## Directions for this task:
Search the entries for the word "state" and pull out each line that has it.

--- begin Records shown ---

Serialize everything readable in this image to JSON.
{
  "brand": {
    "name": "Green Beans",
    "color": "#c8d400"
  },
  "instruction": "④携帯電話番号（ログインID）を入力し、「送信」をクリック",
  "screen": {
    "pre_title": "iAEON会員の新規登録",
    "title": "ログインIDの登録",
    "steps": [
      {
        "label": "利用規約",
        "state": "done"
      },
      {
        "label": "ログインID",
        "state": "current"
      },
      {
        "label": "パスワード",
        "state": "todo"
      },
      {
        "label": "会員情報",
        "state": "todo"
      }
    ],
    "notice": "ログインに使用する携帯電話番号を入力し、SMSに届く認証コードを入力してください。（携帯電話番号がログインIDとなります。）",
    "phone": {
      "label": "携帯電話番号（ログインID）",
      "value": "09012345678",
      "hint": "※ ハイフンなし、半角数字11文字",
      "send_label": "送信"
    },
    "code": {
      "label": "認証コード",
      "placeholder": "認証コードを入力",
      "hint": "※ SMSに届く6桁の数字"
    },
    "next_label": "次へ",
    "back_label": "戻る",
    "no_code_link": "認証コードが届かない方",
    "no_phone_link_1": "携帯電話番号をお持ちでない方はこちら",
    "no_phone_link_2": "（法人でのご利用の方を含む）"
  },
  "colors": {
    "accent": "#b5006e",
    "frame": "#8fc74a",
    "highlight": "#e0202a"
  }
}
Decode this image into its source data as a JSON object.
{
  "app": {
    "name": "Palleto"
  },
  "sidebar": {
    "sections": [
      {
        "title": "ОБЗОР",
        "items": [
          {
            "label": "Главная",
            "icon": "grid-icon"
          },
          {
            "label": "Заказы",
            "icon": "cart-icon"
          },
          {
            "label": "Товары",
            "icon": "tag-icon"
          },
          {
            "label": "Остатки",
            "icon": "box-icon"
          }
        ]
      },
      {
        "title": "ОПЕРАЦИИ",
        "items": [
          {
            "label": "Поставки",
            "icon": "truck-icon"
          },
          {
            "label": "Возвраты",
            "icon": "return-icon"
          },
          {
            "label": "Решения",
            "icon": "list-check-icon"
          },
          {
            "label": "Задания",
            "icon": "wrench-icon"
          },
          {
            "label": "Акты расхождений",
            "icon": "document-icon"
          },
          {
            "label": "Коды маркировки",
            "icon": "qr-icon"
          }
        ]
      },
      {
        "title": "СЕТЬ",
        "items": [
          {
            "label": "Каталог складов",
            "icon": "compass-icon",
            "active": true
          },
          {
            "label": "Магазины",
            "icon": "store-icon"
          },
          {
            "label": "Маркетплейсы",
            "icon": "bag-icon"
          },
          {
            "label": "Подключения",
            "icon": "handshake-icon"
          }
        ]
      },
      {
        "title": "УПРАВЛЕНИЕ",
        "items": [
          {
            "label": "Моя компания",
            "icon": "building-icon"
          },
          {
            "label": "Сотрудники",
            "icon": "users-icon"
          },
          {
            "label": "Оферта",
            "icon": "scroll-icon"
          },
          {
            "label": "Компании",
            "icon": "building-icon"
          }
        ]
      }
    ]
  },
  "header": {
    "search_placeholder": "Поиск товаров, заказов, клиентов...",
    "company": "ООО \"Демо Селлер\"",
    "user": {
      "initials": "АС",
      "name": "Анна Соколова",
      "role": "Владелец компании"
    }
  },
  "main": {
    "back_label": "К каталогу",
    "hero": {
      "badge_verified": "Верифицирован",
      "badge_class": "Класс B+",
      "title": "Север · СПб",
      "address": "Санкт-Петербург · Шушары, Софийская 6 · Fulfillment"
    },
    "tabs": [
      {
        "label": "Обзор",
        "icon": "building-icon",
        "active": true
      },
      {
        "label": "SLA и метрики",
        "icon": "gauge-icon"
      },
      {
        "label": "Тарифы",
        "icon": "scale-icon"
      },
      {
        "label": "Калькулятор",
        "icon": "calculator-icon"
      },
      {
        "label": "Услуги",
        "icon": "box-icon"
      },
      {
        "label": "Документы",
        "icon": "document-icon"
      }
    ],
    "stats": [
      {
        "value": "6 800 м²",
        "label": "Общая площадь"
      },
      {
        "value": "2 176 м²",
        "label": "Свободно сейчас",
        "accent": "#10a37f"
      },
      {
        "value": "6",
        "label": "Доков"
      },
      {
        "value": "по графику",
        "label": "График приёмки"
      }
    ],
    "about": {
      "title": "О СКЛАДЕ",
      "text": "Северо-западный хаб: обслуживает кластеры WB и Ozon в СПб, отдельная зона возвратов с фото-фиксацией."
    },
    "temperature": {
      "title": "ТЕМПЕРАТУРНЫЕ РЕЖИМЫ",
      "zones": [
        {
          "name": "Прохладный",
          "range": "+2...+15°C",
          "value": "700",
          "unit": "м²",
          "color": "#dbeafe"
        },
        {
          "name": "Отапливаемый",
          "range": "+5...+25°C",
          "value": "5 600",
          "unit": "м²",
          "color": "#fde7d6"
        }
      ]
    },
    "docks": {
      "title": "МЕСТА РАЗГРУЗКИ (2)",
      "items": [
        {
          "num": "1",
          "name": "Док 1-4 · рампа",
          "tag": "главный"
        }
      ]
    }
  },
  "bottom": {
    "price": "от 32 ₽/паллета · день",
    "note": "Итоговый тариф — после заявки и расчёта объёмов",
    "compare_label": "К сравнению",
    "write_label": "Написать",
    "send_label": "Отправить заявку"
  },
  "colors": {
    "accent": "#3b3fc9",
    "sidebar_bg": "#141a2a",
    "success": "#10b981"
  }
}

--- end Records shown ---
--- begin Records shown ---

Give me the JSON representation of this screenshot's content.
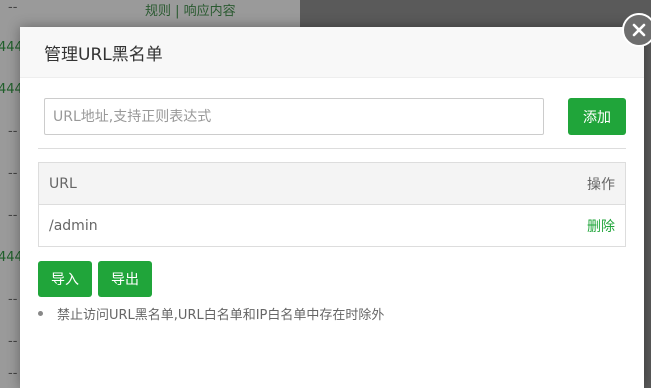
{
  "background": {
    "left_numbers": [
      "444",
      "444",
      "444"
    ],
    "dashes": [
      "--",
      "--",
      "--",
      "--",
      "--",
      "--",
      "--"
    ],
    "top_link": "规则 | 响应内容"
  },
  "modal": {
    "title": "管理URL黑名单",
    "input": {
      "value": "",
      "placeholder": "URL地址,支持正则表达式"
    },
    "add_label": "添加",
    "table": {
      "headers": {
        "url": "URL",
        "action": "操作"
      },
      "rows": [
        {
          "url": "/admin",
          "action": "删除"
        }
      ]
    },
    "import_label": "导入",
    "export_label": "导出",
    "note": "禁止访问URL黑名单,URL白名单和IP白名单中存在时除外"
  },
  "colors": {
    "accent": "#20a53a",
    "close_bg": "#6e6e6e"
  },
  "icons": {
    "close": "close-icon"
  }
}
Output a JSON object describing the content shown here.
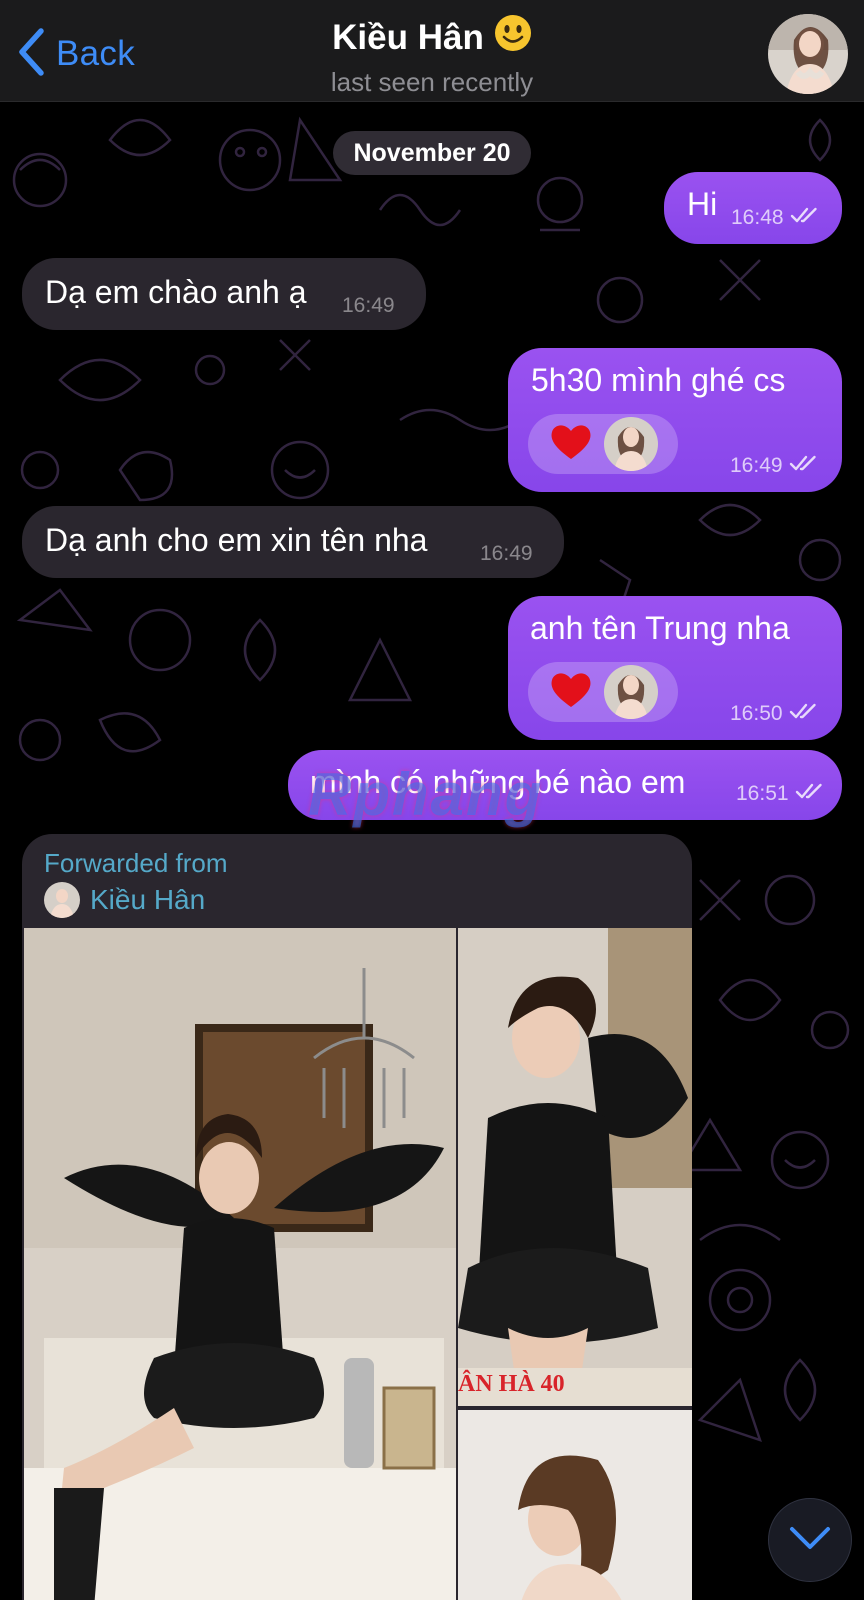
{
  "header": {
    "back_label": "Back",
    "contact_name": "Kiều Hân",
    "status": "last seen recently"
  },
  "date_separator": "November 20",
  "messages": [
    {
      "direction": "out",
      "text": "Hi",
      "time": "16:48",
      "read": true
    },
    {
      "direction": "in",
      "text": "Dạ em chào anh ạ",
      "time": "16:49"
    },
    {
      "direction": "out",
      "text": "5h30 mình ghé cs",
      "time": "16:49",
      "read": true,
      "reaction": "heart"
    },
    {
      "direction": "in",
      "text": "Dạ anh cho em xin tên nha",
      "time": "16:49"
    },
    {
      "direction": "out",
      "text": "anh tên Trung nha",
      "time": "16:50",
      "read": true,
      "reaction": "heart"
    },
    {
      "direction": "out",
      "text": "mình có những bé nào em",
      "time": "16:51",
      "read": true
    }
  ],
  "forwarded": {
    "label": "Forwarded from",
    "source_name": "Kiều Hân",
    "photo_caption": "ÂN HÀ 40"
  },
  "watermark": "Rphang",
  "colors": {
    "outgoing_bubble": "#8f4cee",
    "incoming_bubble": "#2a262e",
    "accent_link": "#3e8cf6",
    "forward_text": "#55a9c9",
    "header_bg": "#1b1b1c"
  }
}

--- end Records shown ---

## Answer below:
        "state": "done"
        "state": "current"
        "state": "todo"
        "state": "todo"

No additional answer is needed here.